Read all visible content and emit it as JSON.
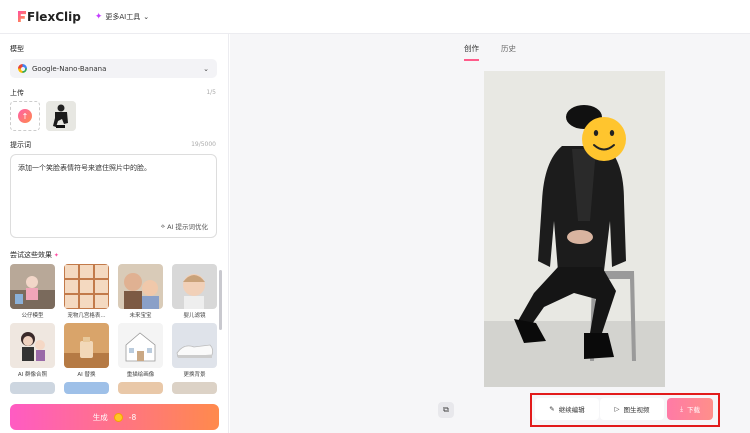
{
  "header": {
    "logo_text": "FlexClip",
    "ai_tools_label": "更多AI工具"
  },
  "left_panel": {
    "model_label": "模型",
    "model_value": "Google-Nano-Banana",
    "upload_label": "上传",
    "upload_count": "1/5",
    "prompt_label": "提示词",
    "prompt_count": "19/5000",
    "prompt_text": "添加一个笑脸表情符号来遮住照片中的脸。",
    "optimize_label": "AI 提示词优化",
    "effects_label": "尝试这些效果",
    "effects": [
      {
        "label": "公仔模型"
      },
      {
        "label": "宠物几宫格表..."
      },
      {
        "label": "未来宝宝"
      },
      {
        "label": "婴儿滤镜"
      },
      {
        "label": "AI 群像合照"
      },
      {
        "label": "AI 替换"
      },
      {
        "label": "重描绘画像"
      },
      {
        "label": "更换背景"
      }
    ],
    "generate_label": "生成",
    "generate_cost": "-8"
  },
  "right_panel": {
    "tabs": [
      {
        "label": "创作",
        "active": true
      },
      {
        "label": "历史",
        "active": false
      }
    ],
    "actions": {
      "edit_label": "继续编辑",
      "video_label": "图生视频",
      "download_label": "下载"
    }
  },
  "colors": {
    "accent_gradient_start": "#ff5bc3",
    "accent_gradient_end": "#ff8a4c",
    "highlight_red": "#e21b1b"
  }
}
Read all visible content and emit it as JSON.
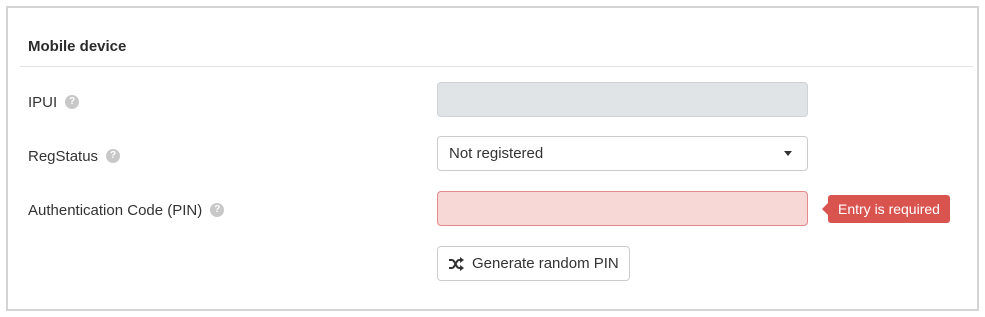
{
  "section": {
    "title": "Mobile device"
  },
  "fields": {
    "ipui": {
      "label": "IPUI",
      "value": "",
      "help_icon": "question-circle-icon"
    },
    "regstatus": {
      "label": "RegStatus",
      "selected": "Not registered",
      "help_icon": "question-circle-icon"
    },
    "pin": {
      "label": "Authentication Code (PIN)",
      "value": "",
      "help_icon": "question-circle-icon",
      "error": "Entry is required"
    }
  },
  "actions": {
    "generate_pin_label": "Generate random PIN",
    "generate_pin_icon": "shuffle-icon"
  },
  "colors": {
    "error_background": "#f8d7d7",
    "error_border": "#e48a8a",
    "error_badge": "#d9534f",
    "disabled_field": "#e1e4e7"
  }
}
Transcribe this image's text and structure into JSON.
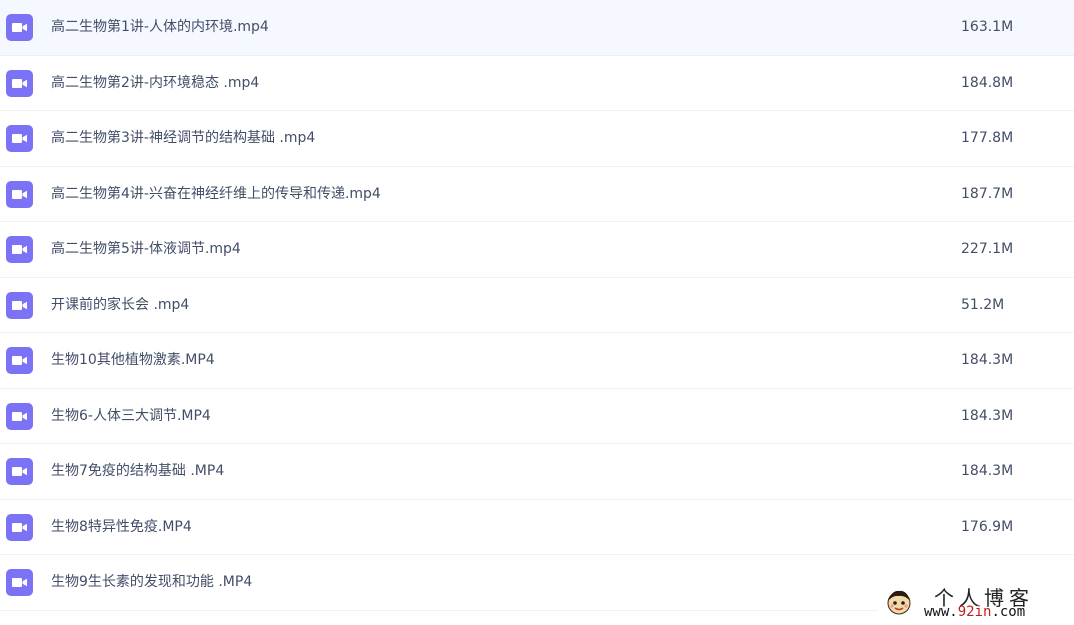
{
  "files": [
    {
      "name": "高二生物第1讲-人体的内环境.mp4",
      "size": "163.1M",
      "icon": "video-icon",
      "selected": true
    },
    {
      "name": "高二生物第2讲-内环境稳态 .mp4",
      "size": "184.8M",
      "icon": "video-icon",
      "selected": false
    },
    {
      "name": "高二生物第3讲-神经调节的结构基础 .mp4",
      "size": "177.8M",
      "icon": "video-icon",
      "selected": false
    },
    {
      "name": "高二生物第4讲-兴奋在神经纤维上的传导和传递.mp4",
      "size": "187.7M",
      "icon": "video-icon",
      "selected": false
    },
    {
      "name": "高二生物第5讲-体液调节.mp4",
      "size": "227.1M",
      "icon": "video-icon",
      "selected": false
    },
    {
      "name": "开课前的家长会 .mp4",
      "size": "51.2M",
      "icon": "video-icon",
      "selected": false
    },
    {
      "name": "生物10其他植物激素.MP4",
      "size": "184.3M",
      "icon": "video-icon",
      "selected": false
    },
    {
      "name": "生物6-人体三大调节.MP4",
      "size": "184.3M",
      "icon": "video-icon",
      "selected": false
    },
    {
      "name": "生物7免疫的结构基础 .MP4",
      "size": "184.3M",
      "icon": "video-icon",
      "selected": false
    },
    {
      "name": "生物8特异性免疫.MP4",
      "size": "176.9M",
      "icon": "video-icon",
      "selected": false
    },
    {
      "name": "生物9生长素的发现和功能 .MP4",
      "size": "",
      "icon": "video-icon",
      "selected": false
    }
  ],
  "watermark": {
    "title": "个人博客",
    "url_prefix": "www.",
    "url_accent": "92in",
    "url_suffix": ".com"
  },
  "colors": {
    "icon": "#7b72f5",
    "text": "#424e67",
    "selected_row": "#f5f8fe",
    "divider": "#f1f2f5"
  }
}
++++++
> **Directive**
Quote the data above in full, leaving out the pictures it holds.

> **Written solution**
Read all visible content and emit it as JSON.
{
  "header": {
    "logo_text": "FlexClip",
    "ai_tools_label": "更多AI工具"
  },
  "left_panel": {
    "model_label": "模型",
    "model_value": "Google-Nano-Banana",
    "upload_label": "上传",
    "upload_count": "1/5",
    "prompt_label": "提示词",
    "prompt_count": "19/5000",
    "prompt_text": "添加一个笑脸表情符号来遮住照片中的脸。",
    "optimize_label": "AI 提示词优化",
    "effects_label": "尝试这些效果",
    "effects": [
      {
        "label": "公仔模型"
      },
      {
        "label": "宠物几宫格表..."
      },
      {
        "label": "未来宝宝"
      },
      {
        "label": "婴儿滤镜"
      },
      {
        "label": "AI 群像合照"
      },
      {
        "label": "AI 替换"
      },
      {
        "label": "重描绘画像"
      },
      {
        "label": "更换背景"
      }
    ],
    "generate_label": "生成",
    "generate_cost": "-8"
  },
  "right_panel": {
    "tabs": [
      {
        "label": "创作",
        "active": true
      },
      {
        "label": "历史",
        "active": false
      }
    ],
    "actions": {
      "edit_label": "继续编辑",
      "video_label": "图生视频",
      "download_label": "下载"
    }
  },
  "colors": {
    "accent_gradient_start": "#ff5bc3",
    "accent_gradient_end": "#ff8a4c",
    "highlight_red": "#e21b1b"
  }
}
Read all visible content and emit it as JSON.
{
  "section": {
    "title": "Mobile device"
  },
  "fields": {
    "ipui": {
      "label": "IPUI",
      "value": "",
      "help_icon": "question-circle-icon"
    },
    "regstatus": {
      "label": "RegStatus",
      "selected": "Not registered",
      "help_icon": "question-circle-icon"
    },
    "pin": {
      "label": "Authentication Code (PIN)",
      "value": "",
      "help_icon": "question-circle-icon",
      "error": "Entry is required"
    }
  },
  "actions": {
    "generate_pin_label": "Generate random PIN",
    "generate_pin_icon": "shuffle-icon"
  },
  "colors": {
    "error_background": "#f8d7d7",
    "error_border": "#e48a8a",
    "error_badge": "#d9534f",
    "disabled_field": "#e1e4e7"
  }
}
Transcribe this image's text and structure into JSON.
{
  "files": [
    {
      "name": "高二生物第1讲-人体的内环境.mp4",
      "size": "163.1M",
      "icon": "video-icon",
      "selected": true
    },
    {
      "name": "高二生物第2讲-内环境稳态 .mp4",
      "size": "184.8M",
      "icon": "video-icon",
      "selected": false
    },
    {
      "name": "高二生物第3讲-神经调节的结构基础 .mp4",
      "size": "177.8M",
      "icon": "video-icon",
      "selected": false
    },
    {
      "name": "高二生物第4讲-兴奋在神经纤维上的传导和传递.mp4",
      "size": "187.7M",
      "icon": "video-icon",
      "selected": false
    },
    {
      "name": "高二生物第5讲-体液调节.mp4",
      "size": "227.1M",
      "icon": "video-icon",
      "selected": false
    },
    {
      "name": "开课前的家长会 .mp4",
      "size": "51.2M",
      "icon": "video-icon",
      "selected": false
    },
    {
      "name": "生物10其他植物激素.MP4",
      "size": "184.3M",
      "icon": "video-icon",
      "selected": false
    },
    {
      "name": "生物6-人体三大调节.MP4",
      "size": "184.3M",
      "icon": "video-icon",
      "selected": false
    },
    {
      "name": "生物7免疫的结构基础 .MP4",
      "size": "184.3M",
      "icon": "video-icon",
      "selected": false
    },
    {
      "name": "生物8特异性免疫.MP4",
      "size": "176.9M",
      "icon": "video-icon",
      "selected": false
    },
    {
      "name": "生物9生长素的发现和功能 .MP4",
      "size": "",
      "icon": "video-icon",
      "selected": false
    }
  ],
  "watermark": {
    "title": "个人博客",
    "url_prefix": "www.",
    "url_accent": "92in",
    "url_suffix": ".com"
  },
  "colors": {
    "icon": "#7b72f5",
    "text": "#424e67",
    "selected_row": "#f5f8fe",
    "divider": "#f1f2f5"
  }
}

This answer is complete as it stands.